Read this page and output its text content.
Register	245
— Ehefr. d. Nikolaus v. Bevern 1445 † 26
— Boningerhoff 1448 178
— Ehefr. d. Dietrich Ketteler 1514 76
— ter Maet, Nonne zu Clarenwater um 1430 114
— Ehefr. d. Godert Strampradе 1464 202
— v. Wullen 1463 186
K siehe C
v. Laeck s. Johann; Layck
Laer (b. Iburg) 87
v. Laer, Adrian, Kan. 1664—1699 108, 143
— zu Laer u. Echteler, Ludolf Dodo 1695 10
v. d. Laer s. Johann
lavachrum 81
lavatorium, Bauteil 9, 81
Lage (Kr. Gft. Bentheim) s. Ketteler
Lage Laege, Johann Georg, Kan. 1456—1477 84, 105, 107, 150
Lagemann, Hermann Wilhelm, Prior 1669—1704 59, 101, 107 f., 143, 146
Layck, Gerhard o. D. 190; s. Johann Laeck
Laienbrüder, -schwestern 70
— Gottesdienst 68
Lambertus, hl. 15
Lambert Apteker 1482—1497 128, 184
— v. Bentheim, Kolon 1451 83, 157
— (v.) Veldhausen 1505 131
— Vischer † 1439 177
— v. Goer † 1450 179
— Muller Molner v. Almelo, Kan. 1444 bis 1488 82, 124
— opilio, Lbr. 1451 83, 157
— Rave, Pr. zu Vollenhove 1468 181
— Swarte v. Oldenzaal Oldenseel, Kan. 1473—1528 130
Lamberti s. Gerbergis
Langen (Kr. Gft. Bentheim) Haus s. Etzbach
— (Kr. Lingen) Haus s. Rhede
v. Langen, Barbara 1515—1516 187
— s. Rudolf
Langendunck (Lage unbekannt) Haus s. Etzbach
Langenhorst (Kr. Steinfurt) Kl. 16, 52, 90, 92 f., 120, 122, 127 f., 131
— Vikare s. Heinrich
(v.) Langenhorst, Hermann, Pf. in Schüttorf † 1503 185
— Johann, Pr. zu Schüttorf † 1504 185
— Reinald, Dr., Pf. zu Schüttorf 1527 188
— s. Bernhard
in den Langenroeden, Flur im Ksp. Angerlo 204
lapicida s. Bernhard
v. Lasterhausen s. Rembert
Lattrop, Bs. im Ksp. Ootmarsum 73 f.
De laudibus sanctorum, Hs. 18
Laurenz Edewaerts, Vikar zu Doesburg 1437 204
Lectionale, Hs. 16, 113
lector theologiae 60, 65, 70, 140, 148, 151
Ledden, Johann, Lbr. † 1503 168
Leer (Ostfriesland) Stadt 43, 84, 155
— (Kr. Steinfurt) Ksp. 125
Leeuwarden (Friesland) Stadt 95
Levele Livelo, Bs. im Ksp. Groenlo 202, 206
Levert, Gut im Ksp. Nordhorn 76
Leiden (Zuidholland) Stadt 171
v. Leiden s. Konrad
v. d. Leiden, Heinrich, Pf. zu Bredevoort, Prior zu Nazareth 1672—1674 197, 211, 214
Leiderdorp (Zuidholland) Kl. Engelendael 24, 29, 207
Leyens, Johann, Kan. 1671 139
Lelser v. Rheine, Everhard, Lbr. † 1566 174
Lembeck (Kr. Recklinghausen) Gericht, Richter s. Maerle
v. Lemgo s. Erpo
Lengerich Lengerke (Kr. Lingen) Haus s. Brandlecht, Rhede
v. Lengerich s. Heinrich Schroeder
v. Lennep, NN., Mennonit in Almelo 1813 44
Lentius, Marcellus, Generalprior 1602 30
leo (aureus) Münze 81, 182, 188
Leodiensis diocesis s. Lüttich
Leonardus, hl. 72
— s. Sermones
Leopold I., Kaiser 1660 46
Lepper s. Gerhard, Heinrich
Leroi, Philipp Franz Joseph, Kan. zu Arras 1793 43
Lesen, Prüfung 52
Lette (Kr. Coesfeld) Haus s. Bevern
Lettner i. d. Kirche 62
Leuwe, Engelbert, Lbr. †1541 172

● ● ●

Output the entries exactly.

_Task solution:_
Read this page and output its text content.
Register	245
— Ehefr. d. Nikolaus v. Bevern 1445 † 26
— Boningerhoff 1448 178
— Ehefr. d. Dietrich Ketteler 1514 76
— ter Maet, Nonne zu Clarenwater um 1430 114
— Ehefr. d. Godert Strampradе 1464 202
— v. Wullen 1463 186
K siehe C
v. Laeck s. Johann; Layck
Laer (b. Iburg) 87
v. Laer, Adrian, Kan. 1664—1699 108, 143
— zu Laer u. Echteler, Ludolf Dodo 1695 10
v. d. Laer s. Johann
lavachrum 81
lavatorium, Bauteil 9, 81
Lage (Kr. Gft. Bentheim) s. Ketteler
Lage Laege, Johann Georg, Kan. 1456—1477 84, 105, 107, 150
Lagemann, Hermann Wilhelm, Prior 1669—1704 59, 101, 107 f., 143, 146
Layck, Gerhard o. D. 190; s. Johann Laeck
Laienbrüder, -schwestern 70
— Gottesdienst 68
Lambertus, hl. 15
Lambert Apteker 1482—1497 128, 184
— v. Bentheim, Kolon 1451 83, 157
— (v.) Veldhausen 1505 131
— Vischer † 1439 177
— v. Goer † 1450 179
— Muller Molner v. Almelo, Kan. 1444 bis 1488 82, 124
— opilio, Lbr. 1451 83, 157
— Rave, Pr. zu Vollenhove 1468 181
— Swarte v. Oldenzaal Oldenseel, Kan. 1473—1528 130
Lamberti s. Gerbergis
Langen (Kr. Gft. Bentheim) Haus s. Etzbach
— (Kr. Lingen) Haus s. Rhede
v. Langen, Barbara 1515—1516 187
— s. Rudolf
Langendunck (Lage unbekannt) Haus s. Etzbach
Langenhorst (Kr. Steinfurt) Kl. 16, 52, 90, 92 f., 120, 122, 127 f., 131
— Vikare s. Heinrich
(v.) Langenhorst, Hermann, Pf. in Schüttorf † 1503 185
— Johann, Pr. zu Schüttorf † 1504 185
— Reinald, Dr., Pf. zu Schüttorf 1527 188
— s. Bernhard
in den Langenroeden, Flur im Ksp. Angerlo 204
lapicida s. Bernhard
v. Lasterhausen s. Rembert
Lattrop, Bs. im Ksp. Ootmarsum 73 f.
De laudibus sanctorum, Hs. 18
Laurenz Edewaerts, Vikar zu Doesburg 1437 204
Lectionale, Hs. 16, 113
lector theologiae 60, 65, 70, 140, 148, 151
Ledden, Johann, Lbr. † 1503 168
Leer (Ostfriesland) Stadt 43, 84, 155
— (Kr. Steinfurt) Ksp. 125
Leeuwarden (Friesland) Stadt 95
Levele Livelo, Bs. im Ksp. Groenlo 202, 206
Levert, Gut im Ksp. Nordhorn 76
Leiden (Zuidholland) Stadt 171
v. Leiden s. Konrad
v. d. Leiden, Heinrich, Pf. zu Bredevoort, Prior zu Nazareth 1672—1674 197, 211, 214
Leiderdorp (Zuidholland) Kl. Engelendael 24, 29, 207
Leyens, Johann, Kan. 1671 139
Lelser v. Rheine, Everhard, Lbr. † 1566 174
Lembeck (Kr. Recklinghausen) Gericht, Richter s. Maerle
v. Lemgo s. Erpo
Lengerich Lengerke (Kr. Lingen) Haus s. Brandlecht, Rhede
v. Lengerich s. Heinrich Schroeder
v. Lennep, NN., Mennonit in Almelo 1813 44
Lentius, Marcellus, Generalprior 1602 30
leo (aureus) Münze 81, 182, 188
Leodiensis diocesis s. Lüttich
Leonardus, hl. 72
— s. Sermones
Leopold I., Kaiser 1660 46
Lepper s. Gerhard, Heinrich
Leroi, Philipp Franz Joseph, Kan. zu Arras 1793 43
Lesen, Prüfung 52
Lette (Kr. Coesfeld) Haus s. Bevern
Lettner i. d. Kirche 62
Leuwe, Engelbert, Lbr. †1541 172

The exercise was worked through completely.